● EXERCISE: In the listing below, find every line containing "name" and copy it out.

[Data tied to figure images]
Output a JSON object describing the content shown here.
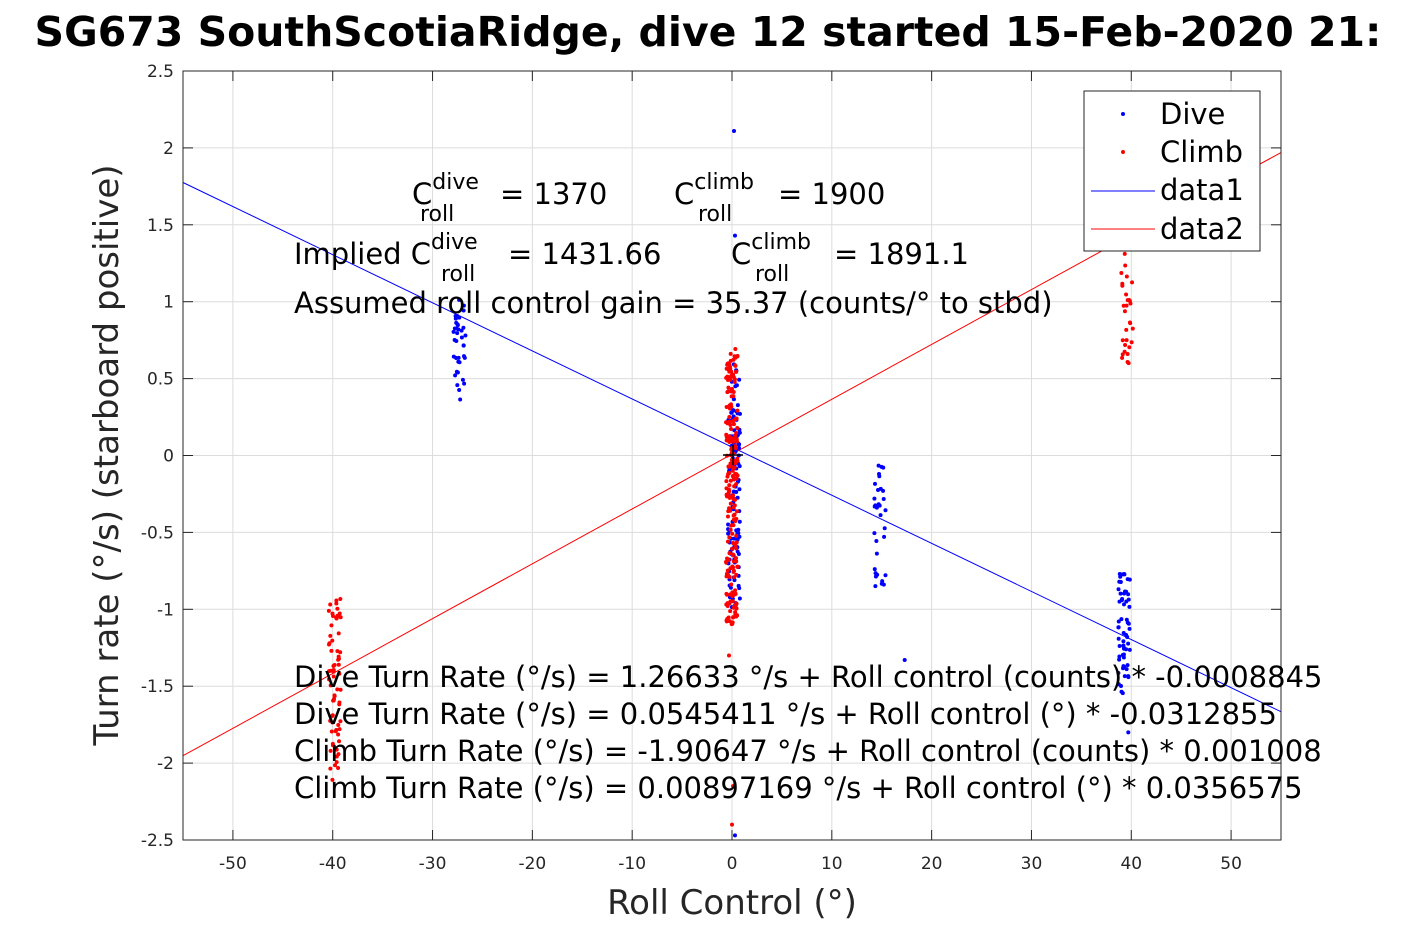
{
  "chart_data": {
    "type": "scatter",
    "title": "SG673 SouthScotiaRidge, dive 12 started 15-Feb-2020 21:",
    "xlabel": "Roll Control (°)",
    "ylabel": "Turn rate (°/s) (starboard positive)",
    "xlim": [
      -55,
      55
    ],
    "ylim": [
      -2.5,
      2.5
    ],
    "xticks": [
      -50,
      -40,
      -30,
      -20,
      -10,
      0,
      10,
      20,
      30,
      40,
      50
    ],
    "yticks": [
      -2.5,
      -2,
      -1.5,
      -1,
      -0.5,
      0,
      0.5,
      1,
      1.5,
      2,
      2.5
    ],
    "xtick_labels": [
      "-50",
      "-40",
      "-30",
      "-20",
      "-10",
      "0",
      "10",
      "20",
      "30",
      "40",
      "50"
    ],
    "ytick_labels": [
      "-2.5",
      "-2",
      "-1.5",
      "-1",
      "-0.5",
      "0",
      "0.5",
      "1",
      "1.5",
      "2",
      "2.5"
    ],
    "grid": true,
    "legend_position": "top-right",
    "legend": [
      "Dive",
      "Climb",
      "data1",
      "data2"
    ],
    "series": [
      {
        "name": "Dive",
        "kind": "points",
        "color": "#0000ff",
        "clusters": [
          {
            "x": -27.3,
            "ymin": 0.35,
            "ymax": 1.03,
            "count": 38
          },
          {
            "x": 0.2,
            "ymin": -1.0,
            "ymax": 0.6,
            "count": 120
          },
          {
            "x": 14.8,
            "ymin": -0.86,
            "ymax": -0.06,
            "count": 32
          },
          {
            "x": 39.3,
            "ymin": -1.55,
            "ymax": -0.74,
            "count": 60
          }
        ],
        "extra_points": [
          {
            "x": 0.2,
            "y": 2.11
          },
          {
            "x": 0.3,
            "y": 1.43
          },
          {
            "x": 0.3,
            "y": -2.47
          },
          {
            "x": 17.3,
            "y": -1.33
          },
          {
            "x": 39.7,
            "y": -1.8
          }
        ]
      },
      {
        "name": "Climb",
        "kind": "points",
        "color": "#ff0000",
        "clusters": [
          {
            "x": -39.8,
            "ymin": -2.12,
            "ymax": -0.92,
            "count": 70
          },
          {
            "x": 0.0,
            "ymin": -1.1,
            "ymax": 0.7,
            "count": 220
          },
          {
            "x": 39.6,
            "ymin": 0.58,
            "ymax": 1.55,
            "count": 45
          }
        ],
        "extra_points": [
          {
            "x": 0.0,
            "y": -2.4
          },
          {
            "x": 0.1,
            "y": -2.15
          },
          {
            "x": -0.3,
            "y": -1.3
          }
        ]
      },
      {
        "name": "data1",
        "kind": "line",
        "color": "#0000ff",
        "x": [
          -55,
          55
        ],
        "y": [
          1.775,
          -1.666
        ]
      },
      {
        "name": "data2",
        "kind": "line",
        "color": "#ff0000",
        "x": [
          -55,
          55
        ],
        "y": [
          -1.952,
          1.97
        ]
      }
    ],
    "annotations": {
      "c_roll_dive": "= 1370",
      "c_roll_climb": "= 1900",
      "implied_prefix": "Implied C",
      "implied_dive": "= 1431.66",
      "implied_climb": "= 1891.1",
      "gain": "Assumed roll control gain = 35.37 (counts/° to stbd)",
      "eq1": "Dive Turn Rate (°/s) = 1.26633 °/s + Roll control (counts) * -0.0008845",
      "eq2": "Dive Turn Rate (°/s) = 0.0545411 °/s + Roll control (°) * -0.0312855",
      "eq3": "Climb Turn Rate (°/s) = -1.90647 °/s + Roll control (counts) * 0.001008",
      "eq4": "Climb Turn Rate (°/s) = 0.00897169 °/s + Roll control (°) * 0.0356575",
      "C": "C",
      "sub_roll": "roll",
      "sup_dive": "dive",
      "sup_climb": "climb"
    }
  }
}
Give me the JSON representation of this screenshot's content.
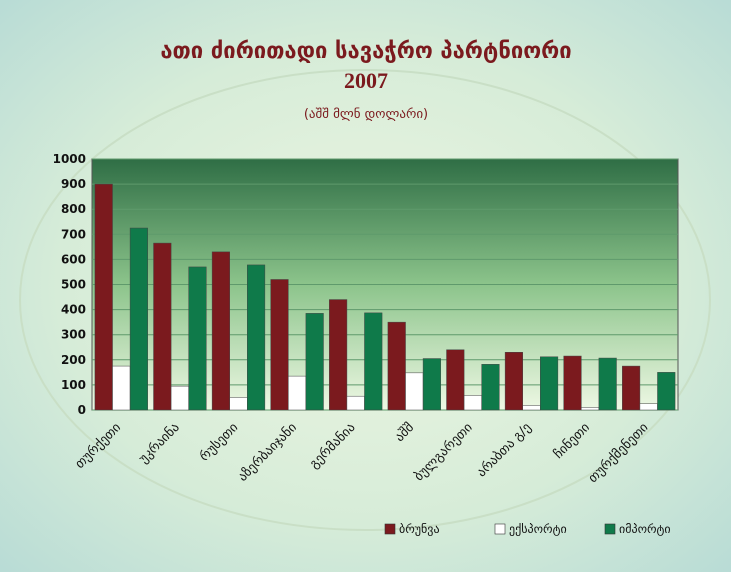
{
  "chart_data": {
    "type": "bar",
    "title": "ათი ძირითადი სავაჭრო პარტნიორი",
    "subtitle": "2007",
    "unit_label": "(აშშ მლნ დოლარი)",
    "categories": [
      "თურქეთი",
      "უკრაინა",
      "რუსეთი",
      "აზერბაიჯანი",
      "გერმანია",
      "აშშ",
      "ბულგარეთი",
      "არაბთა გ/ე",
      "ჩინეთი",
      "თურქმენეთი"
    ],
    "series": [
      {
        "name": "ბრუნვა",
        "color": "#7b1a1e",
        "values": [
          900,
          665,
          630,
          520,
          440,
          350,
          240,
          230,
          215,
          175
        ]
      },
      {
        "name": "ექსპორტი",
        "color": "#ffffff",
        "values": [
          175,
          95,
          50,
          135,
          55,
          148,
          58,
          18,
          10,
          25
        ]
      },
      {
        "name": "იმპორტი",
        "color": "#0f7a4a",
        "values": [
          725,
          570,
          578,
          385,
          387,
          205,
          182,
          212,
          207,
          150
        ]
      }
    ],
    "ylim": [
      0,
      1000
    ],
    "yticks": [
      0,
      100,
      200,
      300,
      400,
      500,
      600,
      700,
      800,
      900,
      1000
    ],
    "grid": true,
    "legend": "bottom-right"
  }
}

● WRITTEN ANSWER:
        "name": "Dive",
        "name": "Climb",
        "name": "data1",
        "name": "data2",
        "name": "ბრუნვა",
        "name": "ექსპორტი",
        "name": "იმპორტი",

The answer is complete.